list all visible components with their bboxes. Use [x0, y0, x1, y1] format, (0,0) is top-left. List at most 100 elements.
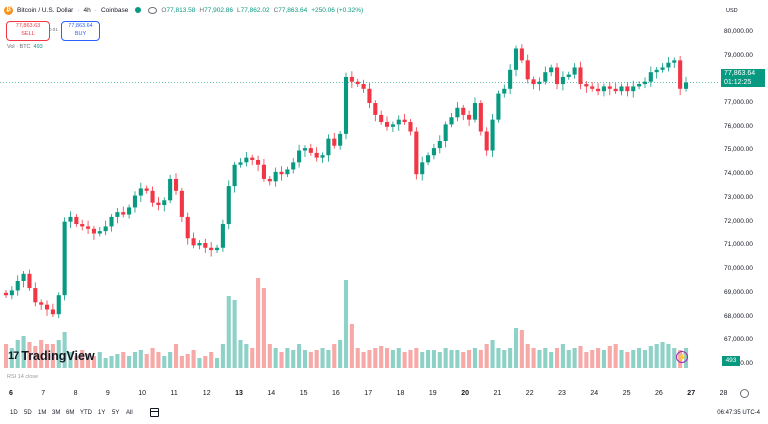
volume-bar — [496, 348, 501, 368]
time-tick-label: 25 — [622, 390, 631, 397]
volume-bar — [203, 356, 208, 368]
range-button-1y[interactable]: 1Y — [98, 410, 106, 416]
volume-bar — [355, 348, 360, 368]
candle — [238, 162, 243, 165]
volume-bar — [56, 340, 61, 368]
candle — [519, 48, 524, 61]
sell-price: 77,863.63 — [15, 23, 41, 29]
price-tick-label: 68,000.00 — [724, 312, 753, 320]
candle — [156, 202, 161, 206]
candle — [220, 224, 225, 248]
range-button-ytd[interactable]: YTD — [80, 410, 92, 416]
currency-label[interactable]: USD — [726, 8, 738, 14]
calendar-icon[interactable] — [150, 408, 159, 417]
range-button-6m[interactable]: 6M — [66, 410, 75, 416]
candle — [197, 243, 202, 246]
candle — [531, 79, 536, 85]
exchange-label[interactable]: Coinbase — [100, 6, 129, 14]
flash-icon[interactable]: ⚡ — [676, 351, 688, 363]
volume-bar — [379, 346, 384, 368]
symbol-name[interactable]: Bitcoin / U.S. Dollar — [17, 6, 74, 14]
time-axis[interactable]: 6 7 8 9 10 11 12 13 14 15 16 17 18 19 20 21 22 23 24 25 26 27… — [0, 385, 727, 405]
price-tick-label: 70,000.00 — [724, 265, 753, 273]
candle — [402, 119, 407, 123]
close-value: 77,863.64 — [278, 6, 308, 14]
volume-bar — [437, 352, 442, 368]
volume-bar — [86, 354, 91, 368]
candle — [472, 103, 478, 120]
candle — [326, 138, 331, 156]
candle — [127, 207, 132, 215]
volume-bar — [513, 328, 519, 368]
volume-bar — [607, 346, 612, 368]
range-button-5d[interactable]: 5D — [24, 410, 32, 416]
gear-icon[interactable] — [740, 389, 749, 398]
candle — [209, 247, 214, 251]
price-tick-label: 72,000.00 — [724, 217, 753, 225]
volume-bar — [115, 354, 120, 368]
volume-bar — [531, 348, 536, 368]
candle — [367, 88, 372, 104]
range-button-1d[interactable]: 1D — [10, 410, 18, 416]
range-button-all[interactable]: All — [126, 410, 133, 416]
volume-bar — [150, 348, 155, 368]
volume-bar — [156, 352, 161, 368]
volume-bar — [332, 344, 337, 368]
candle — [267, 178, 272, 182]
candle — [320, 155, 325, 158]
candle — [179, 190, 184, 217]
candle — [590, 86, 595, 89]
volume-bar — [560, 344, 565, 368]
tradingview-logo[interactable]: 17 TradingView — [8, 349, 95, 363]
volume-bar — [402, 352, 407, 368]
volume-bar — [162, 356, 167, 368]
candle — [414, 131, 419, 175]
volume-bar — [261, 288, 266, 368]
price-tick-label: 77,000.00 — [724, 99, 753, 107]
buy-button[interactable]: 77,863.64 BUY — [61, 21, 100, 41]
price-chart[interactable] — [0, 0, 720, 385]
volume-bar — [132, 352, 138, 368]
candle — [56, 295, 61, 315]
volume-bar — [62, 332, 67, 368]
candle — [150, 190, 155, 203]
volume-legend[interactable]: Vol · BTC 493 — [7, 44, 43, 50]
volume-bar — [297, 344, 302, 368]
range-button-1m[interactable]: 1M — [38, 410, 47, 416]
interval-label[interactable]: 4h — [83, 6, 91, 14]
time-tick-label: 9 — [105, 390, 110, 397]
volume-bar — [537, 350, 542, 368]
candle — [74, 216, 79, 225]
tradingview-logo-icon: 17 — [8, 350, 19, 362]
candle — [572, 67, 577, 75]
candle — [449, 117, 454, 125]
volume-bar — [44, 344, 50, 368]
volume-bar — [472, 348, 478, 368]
────────────────────────────────────────
-- WRITTEN TASK --
Copy the lines from the one containing "volume-bar — [496, 348, 501, 368]" through the one containing "range-button-ytd[interactable]: YTD —", both included.

-- COMPLETE OUTPUT --
volume-bar — [496, 348, 501, 368]
time-tick-label: 25 — [622, 390, 631, 397]
volume-bar — [203, 356, 208, 368]
range-button-1y[interactable]: 1Y — [98, 410, 106, 416]
volume-bar — [355, 348, 360, 368]
candle — [238, 162, 243, 165]
volume-bar — [56, 340, 61, 368]
candle — [519, 48, 524, 61]
sell-price: 77,863.63 — [15, 23, 41, 29]
price-tick-label: 68,000.00 — [724, 312, 753, 320]
candle — [156, 202, 161, 206]
candle — [220, 224, 225, 248]
range-button-ytd[interactable]: YTD — [80, 410, 92, 416]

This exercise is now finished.